Please transcribe the records precisely; pictures stay out of your copy.

• RAW DATA:
*-*-*
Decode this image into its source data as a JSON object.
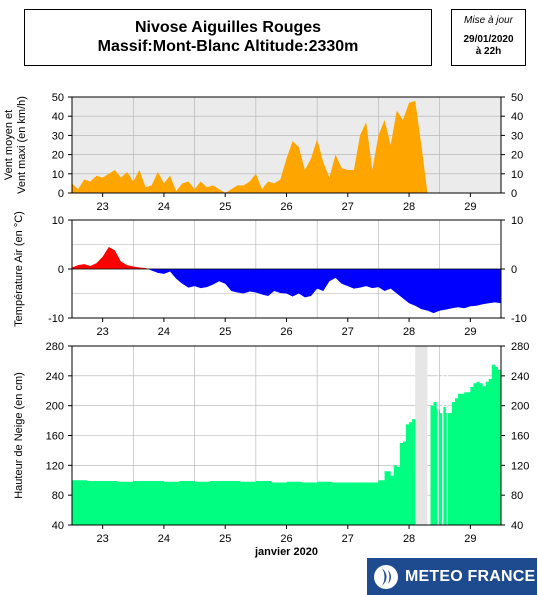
{
  "header": {
    "title_line1": "Nivose Aiguilles Rouges",
    "title_line2": "Massif:Mont-Blanc Altitude:2330m",
    "update_label": "Mise à jour",
    "update_date": "29/01/2020",
    "update_time": "à 22h"
  },
  "logo": {
    "text": "METEO FRANCE"
  },
  "chart_data": [
    {
      "type": "area",
      "ylabel": "Vent moyen et Vent maxi (en km/h)",
      "ylim": [
        0,
        50
      ],
      "yticks": [
        0,
        10,
        20,
        30,
        40,
        50
      ],
      "xlim": [
        22.5,
        29.5
      ],
      "xticks": [
        "23",
        "24",
        "25",
        "26",
        "27",
        "28",
        "29"
      ],
      "fill_color": "#ffa500",
      "background": "#ebebeb",
      "x": [
        22.5,
        22.6,
        22.7,
        22.8,
        22.9,
        23.0,
        23.1,
        23.2,
        23.3,
        23.4,
        23.5,
        23.6,
        23.7,
        23.8,
        23.9,
        24.0,
        24.1,
        24.2,
        24.3,
        24.4,
        24.5,
        24.6,
        24.7,
        24.8,
        24.9,
        25.0,
        25.1,
        25.2,
        25.3,
        25.4,
        25.5,
        25.6,
        25.7,
        25.8,
        25.9,
        26.0,
        26.1,
        26.2,
        26.3,
        26.4,
        26.5,
        26.6,
        26.7,
        26.8,
        26.9,
        27.0,
        27.1,
        27.2,
        27.3,
        27.4,
        27.5,
        27.6,
        27.7,
        27.8,
        27.9,
        28.0,
        28.1,
        28.2,
        28.3
      ],
      "values": [
        5,
        2,
        7,
        6,
        9,
        8,
        10,
        12,
        8,
        11,
        6,
        12,
        3,
        4,
        11,
        5,
        9,
        1,
        5,
        6,
        2,
        6,
        3,
        4,
        2,
        0,
        2,
        4,
        4,
        6,
        10,
        2,
        6,
        5,
        7,
        18,
        27,
        24,
        12,
        18,
        28,
        16,
        8,
        20,
        13,
        12,
        12,
        30,
        37,
        12,
        30,
        38,
        25,
        43,
        38,
        47,
        48,
        25,
        0
      ]
    },
    {
      "type": "area",
      "ylabel": "Température Air (en °C)",
      "ylim": [
        -10,
        10
      ],
      "yticks": [
        -10,
        0,
        10
      ],
      "xlim": [
        22.5,
        29.5
      ],
      "xticks": [
        "23",
        "24",
        "25",
        "26",
        "27",
        "28",
        "29"
      ],
      "positive_color": "#ff0000",
      "negative_color": "#0000ff",
      "x": [
        22.5,
        22.6,
        22.7,
        22.8,
        22.9,
        23.0,
        23.1,
        23.2,
        23.3,
        23.4,
        23.5,
        23.6,
        23.7,
        23.8,
        23.9,
        24.0,
        24.1,
        24.2,
        24.3,
        24.4,
        24.5,
        24.6,
        24.7,
        24.8,
        24.9,
        25.0,
        25.1,
        25.2,
        25.3,
        25.4,
        25.5,
        25.6,
        25.7,
        25.8,
        25.9,
        26.0,
        26.1,
        26.2,
        26.3,
        26.4,
        26.5,
        26.6,
        26.7,
        26.8,
        26.9,
        27.0,
        27.1,
        27.2,
        27.3,
        27.4,
        27.5,
        27.6,
        27.7,
        27.8,
        27.9,
        28.0,
        28.1,
        28.2,
        28.3,
        28.4,
        28.5,
        28.6,
        28.7,
        28.8,
        28.9,
        29.0,
        29.1,
        29.2,
        29.3,
        29.4,
        29.5
      ],
      "values": [
        0.3,
        0.8,
        1.0,
        0.6,
        1.2,
        2.5,
        4.5,
        3.8,
        1.5,
        0.8,
        0.5,
        0.3,
        0.2,
        -0.3,
        -0.8,
        -1.0,
        -0.5,
        -2.0,
        -3.0,
        -3.8,
        -3.5,
        -3.9,
        -3.7,
        -3.2,
        -2.5,
        -3.0,
        -4.5,
        -4.8,
        -5.0,
        -4.6,
        -4.8,
        -5.2,
        -5.5,
        -4.5,
        -4.9,
        -5.0,
        -5.6,
        -5.0,
        -5.8,
        -5.5,
        -4.0,
        -4.5,
        -2.5,
        -1.8,
        -3.0,
        -3.5,
        -4.0,
        -3.8,
        -3.5,
        -3.9,
        -3.7,
        -4.5,
        -4.0,
        -5.0,
        -6.0,
        -7.0,
        -7.5,
        -8.2,
        -8.5,
        -9.0,
        -8.5,
        -8.3,
        -8.0,
        -7.8,
        -8.0,
        -7.6,
        -7.5,
        -7.2,
        -7.0,
        -6.8,
        -7.0
      ]
    },
    {
      "type": "bar",
      "xlabel": "janvier 2020",
      "ylabel": "Hauteur de Neige (en cm)",
      "ylim": [
        40,
        280
      ],
      "yticks": [
        40,
        80,
        120,
        160,
        200,
        240,
        280
      ],
      "xlim": [
        22.5,
        29.5
      ],
      "xticks": [
        "23",
        "24",
        "25",
        "26",
        "27",
        "28",
        "29"
      ],
      "fill_color": "#00ff80",
      "missing_color": "#e6e6e6",
      "missing_ranges": [
        [
          28.1,
          28.3
        ]
      ],
      "x": [
        22.5,
        22.75,
        23.0,
        23.25,
        23.5,
        23.75,
        24.0,
        24.25,
        24.5,
        24.75,
        25.0,
        25.25,
        25.5,
        25.75,
        26.0,
        26.25,
        26.5,
        26.75,
        27.0,
        27.2,
        27.4,
        27.5,
        27.6,
        27.7,
        27.75,
        27.8,
        27.85,
        27.9,
        27.95,
        28.0,
        28.05,
        28.1,
        28.35,
        28.4,
        28.45,
        28.5,
        28.55,
        28.6,
        28.7,
        28.75,
        28.8,
        28.9,
        29.0,
        29.05,
        29.1,
        29.15,
        29.2,
        29.25,
        29.3,
        29.35,
        29.4,
        29.45
      ],
      "values": [
        100,
        99,
        99,
        98,
        99,
        99,
        98,
        99,
        98,
        99,
        99,
        98,
        99,
        97,
        98,
        97,
        98,
        97,
        97,
        97,
        97,
        100,
        112,
        106,
        120,
        118,
        150,
        152,
        175,
        178,
        182,
        null,
        200,
        205,
        195,
        190,
        198,
        190,
        205,
        210,
        216,
        218,
        225,
        230,
        232,
        230,
        226,
        232,
        236,
        255,
        252,
        248
      ]
    }
  ]
}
*-*-*
• FULL RESPONSE:
Decode this image into its source data as a JSON object.
{
  "header": {
    "title_line1": "Nivose Aiguilles Rouges",
    "title_line2": "Massif:Mont-Blanc Altitude:2330m",
    "update_label": "Mise à jour",
    "update_date": "29/01/2020",
    "update_time": "à 22h"
  },
  "logo": {
    "text": "METEO FRANCE"
  },
  "chart_data": [
    {
      "type": "area",
      "ylabel": "Vent moyen et Vent maxi (en km/h)",
      "ylim": [
        0,
        50
      ],
      "yticks": [
        0,
        10,
        20,
        30,
        40,
        50
      ],
      "xlim": [
        22.5,
        29.5
      ],
      "xticks": [
        "23",
        "24",
        "25",
        "26",
        "27",
        "28",
        "29"
      ],
      "fill_color": "#ffa500",
      "background": "#ebebeb",
      "x": [
        22.5,
        22.6,
        22.7,
        22.8,
        22.9,
        23.0,
        23.1,
        23.2,
        23.3,
        23.4,
        23.5,
        23.6,
        23.7,
        23.8,
        23.9,
        24.0,
        24.1,
        24.2,
        24.3,
        24.4,
        24.5,
        24.6,
        24.7,
        24.8,
        24.9,
        25.0,
        25.1,
        25.2,
        25.3,
        25.4,
        25.5,
        25.6,
        25.7,
        25.8,
        25.9,
        26.0,
        26.1,
        26.2,
        26.3,
        26.4,
        26.5,
        26.6,
        26.7,
        26.8,
        26.9,
        27.0,
        27.1,
        27.2,
        27.3,
        27.4,
        27.5,
        27.6,
        27.7,
        27.8,
        27.9,
        28.0,
        28.1,
        28.2,
        28.3
      ],
      "values": [
        5,
        2,
        7,
        6,
        9,
        8,
        10,
        12,
        8,
        11,
        6,
        12,
        3,
        4,
        11,
        5,
        9,
        1,
        5,
        6,
        2,
        6,
        3,
        4,
        2,
        0,
        2,
        4,
        4,
        6,
        10,
        2,
        6,
        5,
        7,
        18,
        27,
        24,
        12,
        18,
        28,
        16,
        8,
        20,
        13,
        12,
        12,
        30,
        37,
        12,
        30,
        38,
        25,
        43,
        38,
        47,
        48,
        25,
        0
      ]
    },
    {
      "type": "area",
      "ylabel": "Température Air (en °C)",
      "ylim": [
        -10,
        10
      ],
      "yticks": [
        -10,
        0,
        10
      ],
      "xlim": [
        22.5,
        29.5
      ],
      "xticks": [
        "23",
        "24",
        "25",
        "26",
        "27",
        "28",
        "29"
      ],
      "positive_color": "#ff0000",
      "negative_color": "#0000ff",
      "x": [
        22.5,
        22.6,
        22.7,
        22.8,
        22.9,
        23.0,
        23.1,
        23.2,
        23.3,
        23.4,
        23.5,
        23.6,
        23.7,
        23.8,
        23.9,
        24.0,
        24.1,
        24.2,
        24.3,
        24.4,
        24.5,
        24.6,
        24.7,
        24.8,
        24.9,
        25.0,
        25.1,
        25.2,
        25.3,
        25.4,
        25.5,
        25.6,
        25.7,
        25.8,
        25.9,
        26.0,
        26.1,
        26.2,
        26.3,
        26.4,
        26.5,
        26.6,
        26.7,
        26.8,
        26.9,
        27.0,
        27.1,
        27.2,
        27.3,
        27.4,
        27.5,
        27.6,
        27.7,
        27.8,
        27.9,
        28.0,
        28.1,
        28.2,
        28.3,
        28.4,
        28.5,
        28.6,
        28.7,
        28.8,
        28.9,
        29.0,
        29.1,
        29.2,
        29.3,
        29.4,
        29.5
      ],
      "values": [
        0.3,
        0.8,
        1.0,
        0.6,
        1.2,
        2.5,
        4.5,
        3.8,
        1.5,
        0.8,
        0.5,
        0.3,
        0.2,
        -0.3,
        -0.8,
        -1.0,
        -0.5,
        -2.0,
        -3.0,
        -3.8,
        -3.5,
        -3.9,
        -3.7,
        -3.2,
        -2.5,
        -3.0,
        -4.5,
        -4.8,
        -5.0,
        -4.6,
        -4.8,
        -5.2,
        -5.5,
        -4.5,
        -4.9,
        -5.0,
        -5.6,
        -5.0,
        -5.8,
        -5.5,
        -4.0,
        -4.5,
        -2.5,
        -1.8,
        -3.0,
        -3.5,
        -4.0,
        -3.8,
        -3.5,
        -3.9,
        -3.7,
        -4.5,
        -4.0,
        -5.0,
        -6.0,
        -7.0,
        -7.5,
        -8.2,
        -8.5,
        -9.0,
        -8.5,
        -8.3,
        -8.0,
        -7.8,
        -8.0,
        -7.6,
        -7.5,
        -7.2,
        -7.0,
        -6.8,
        -7.0
      ]
    },
    {
      "type": "bar",
      "xlabel": "janvier 2020",
      "ylabel": "Hauteur de Neige (en cm)",
      "ylim": [
        40,
        280
      ],
      "yticks": [
        40,
        80,
        120,
        160,
        200,
        240,
        280
      ],
      "xlim": [
        22.5,
        29.5
      ],
      "xticks": [
        "23",
        "24",
        "25",
        "26",
        "27",
        "28",
        "29"
      ],
      "fill_color": "#00ff80",
      "missing_color": "#e6e6e6",
      "missing_ranges": [
        [
          28.1,
          28.3
        ]
      ],
      "x": [
        22.5,
        22.75,
        23.0,
        23.25,
        23.5,
        23.75,
        24.0,
        24.25,
        24.5,
        24.75,
        25.0,
        25.25,
        25.5,
        25.75,
        26.0,
        26.25,
        26.5,
        26.75,
        27.0,
        27.2,
        27.4,
        27.5,
        27.6,
        27.7,
        27.75,
        27.8,
        27.85,
        27.9,
        27.95,
        28.0,
        28.05,
        28.1,
        28.35,
        28.4,
        28.45,
        28.5,
        28.55,
        28.6,
        28.7,
        28.75,
        28.8,
        28.9,
        29.0,
        29.05,
        29.1,
        29.15,
        29.2,
        29.25,
        29.3,
        29.35,
        29.4,
        29.45
      ],
      "values": [
        100,
        99,
        99,
        98,
        99,
        99,
        98,
        99,
        98,
        99,
        99,
        98,
        99,
        97,
        98,
        97,
        98,
        97,
        97,
        97,
        97,
        100,
        112,
        106,
        120,
        118,
        150,
        152,
        175,
        178,
        182,
        null,
        200,
        205,
        195,
        190,
        198,
        190,
        205,
        210,
        216,
        218,
        225,
        230,
        232,
        230,
        226,
        232,
        236,
        255,
        252,
        248
      ]
    }
  ]
}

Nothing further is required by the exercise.